▶ [Request]: Write out every record in full, exactly as written, please.
^^^^^^^^
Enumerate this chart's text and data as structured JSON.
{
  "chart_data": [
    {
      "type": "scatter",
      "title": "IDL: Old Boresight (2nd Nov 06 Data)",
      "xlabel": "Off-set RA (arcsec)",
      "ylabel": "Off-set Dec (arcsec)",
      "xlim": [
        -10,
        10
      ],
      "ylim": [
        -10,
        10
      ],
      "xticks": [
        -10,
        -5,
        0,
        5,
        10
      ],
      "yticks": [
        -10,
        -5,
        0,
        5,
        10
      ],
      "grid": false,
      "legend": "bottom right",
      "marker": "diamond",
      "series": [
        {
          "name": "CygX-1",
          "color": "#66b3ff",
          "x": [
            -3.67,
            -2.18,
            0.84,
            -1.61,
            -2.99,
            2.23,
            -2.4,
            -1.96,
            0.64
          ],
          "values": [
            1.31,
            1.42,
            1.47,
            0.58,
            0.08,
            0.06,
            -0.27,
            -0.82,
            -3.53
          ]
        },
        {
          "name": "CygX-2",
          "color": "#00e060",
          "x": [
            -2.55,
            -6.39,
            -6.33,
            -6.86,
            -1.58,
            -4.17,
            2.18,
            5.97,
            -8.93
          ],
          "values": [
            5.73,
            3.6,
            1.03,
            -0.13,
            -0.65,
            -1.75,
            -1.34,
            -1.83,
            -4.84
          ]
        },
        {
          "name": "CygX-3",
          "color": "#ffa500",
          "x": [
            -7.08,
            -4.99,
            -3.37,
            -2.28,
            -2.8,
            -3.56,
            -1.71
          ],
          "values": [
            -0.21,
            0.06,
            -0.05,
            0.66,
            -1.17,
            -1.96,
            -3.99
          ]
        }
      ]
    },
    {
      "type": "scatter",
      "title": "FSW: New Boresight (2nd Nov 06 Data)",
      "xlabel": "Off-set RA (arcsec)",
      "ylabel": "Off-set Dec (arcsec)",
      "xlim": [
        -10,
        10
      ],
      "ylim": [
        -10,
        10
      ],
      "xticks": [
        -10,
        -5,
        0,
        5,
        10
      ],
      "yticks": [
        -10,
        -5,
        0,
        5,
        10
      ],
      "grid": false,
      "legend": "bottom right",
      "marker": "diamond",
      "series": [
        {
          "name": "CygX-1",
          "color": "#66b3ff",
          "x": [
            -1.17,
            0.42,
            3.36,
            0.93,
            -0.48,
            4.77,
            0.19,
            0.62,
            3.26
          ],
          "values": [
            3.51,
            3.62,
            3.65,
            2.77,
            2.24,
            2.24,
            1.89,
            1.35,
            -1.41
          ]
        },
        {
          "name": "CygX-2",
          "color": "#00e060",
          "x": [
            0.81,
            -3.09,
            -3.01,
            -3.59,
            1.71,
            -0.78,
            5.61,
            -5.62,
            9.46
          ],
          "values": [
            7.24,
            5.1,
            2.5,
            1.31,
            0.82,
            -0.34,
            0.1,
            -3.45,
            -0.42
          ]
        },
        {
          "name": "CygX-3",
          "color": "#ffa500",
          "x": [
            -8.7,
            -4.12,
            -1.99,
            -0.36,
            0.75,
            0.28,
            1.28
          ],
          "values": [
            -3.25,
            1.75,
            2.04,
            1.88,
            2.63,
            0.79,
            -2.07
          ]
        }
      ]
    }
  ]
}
^^^^^^^^
▶ [Response to the task]:
Enumerate this chart's text and data as structured JSON.
{
  "chart_data": [
    {
      "type": "scatter",
      "title": "IDL: Old Boresight (2nd Nov 06 Data)",
      "xlabel": "Off-set RA (arcsec)",
      "ylabel": "Off-set Dec (arcsec)",
      "xlim": [
        -10,
        10
      ],
      "ylim": [
        -10,
        10
      ],
      "xticks": [
        -10,
        -5,
        0,
        5,
        10
      ],
      "yticks": [
        -10,
        -5,
        0,
        5,
        10
      ],
      "grid": false,
      "legend": "bottom right",
      "marker": "diamond",
      "series": [
        {
          "name": "CygX-1",
          "color": "#66b3ff",
          "x": [
            -3.67,
            -2.18,
            0.84,
            -1.61,
            -2.99,
            2.23,
            -2.4,
            -1.96,
            0.64
          ],
          "values": [
            1.31,
            1.42,
            1.47,
            0.58,
            0.08,
            0.06,
            -0.27,
            -0.82,
            -3.53
          ]
        },
        {
          "name": "CygX-2",
          "color": "#00e060",
          "x": [
            -2.55,
            -6.39,
            -6.33,
            -6.86,
            -1.58,
            -4.17,
            2.18,
            5.97,
            -8.93
          ],
          "values": [
            5.73,
            3.6,
            1.03,
            -0.13,
            -0.65,
            -1.75,
            -1.34,
            -1.83,
            -4.84
          ]
        },
        {
          "name": "CygX-3",
          "color": "#ffa500",
          "x": [
            -7.08,
            -4.99,
            -3.37,
            -2.28,
            -2.8,
            -3.56,
            -1.71
          ],
          "values": [
            -0.21,
            0.06,
            -0.05,
            0.66,
            -1.17,
            -1.96,
            -3.99
          ]
        }
      ]
    },
    {
      "type": "scatter",
      "title": "FSW: New Boresight (2nd Nov 06 Data)",
      "xlabel": "Off-set RA (arcsec)",
      "ylabel": "Off-set Dec (arcsec)",
      "xlim": [
        -10,
        10
      ],
      "ylim": [
        -10,
        10
      ],
      "xticks": [
        -10,
        -5,
        0,
        5,
        10
      ],
      "yticks": [
        -10,
        -5,
        0,
        5,
        10
      ],
      "grid": false,
      "legend": "bottom right",
      "marker": "diamond",
      "series": [
        {
          "name": "CygX-1",
          "color": "#66b3ff",
          "x": [
            -1.17,
            0.42,
            3.36,
            0.93,
            -0.48,
            4.77,
            0.19,
            0.62,
            3.26
          ],
          "values": [
            3.51,
            3.62,
            3.65,
            2.77,
            2.24,
            2.24,
            1.89,
            1.35,
            -1.41
          ]
        },
        {
          "name": "CygX-2",
          "color": "#00e060",
          "x": [
            0.81,
            -3.09,
            -3.01,
            -3.59,
            1.71,
            -0.78,
            5.61,
            -5.62,
            9.46
          ],
          "values": [
            7.24,
            5.1,
            2.5,
            1.31,
            0.82,
            -0.34,
            0.1,
            -3.45,
            -0.42
          ]
        },
        {
          "name": "CygX-3",
          "color": "#ffa500",
          "x": [
            -8.7,
            -4.12,
            -1.99,
            -0.36,
            0.75,
            0.28,
            1.28
          ],
          "values": [
            -3.25,
            1.75,
            2.04,
            1.88,
            2.63,
            0.79,
            -2.07
          ]
        }
      ]
    }
  ]
}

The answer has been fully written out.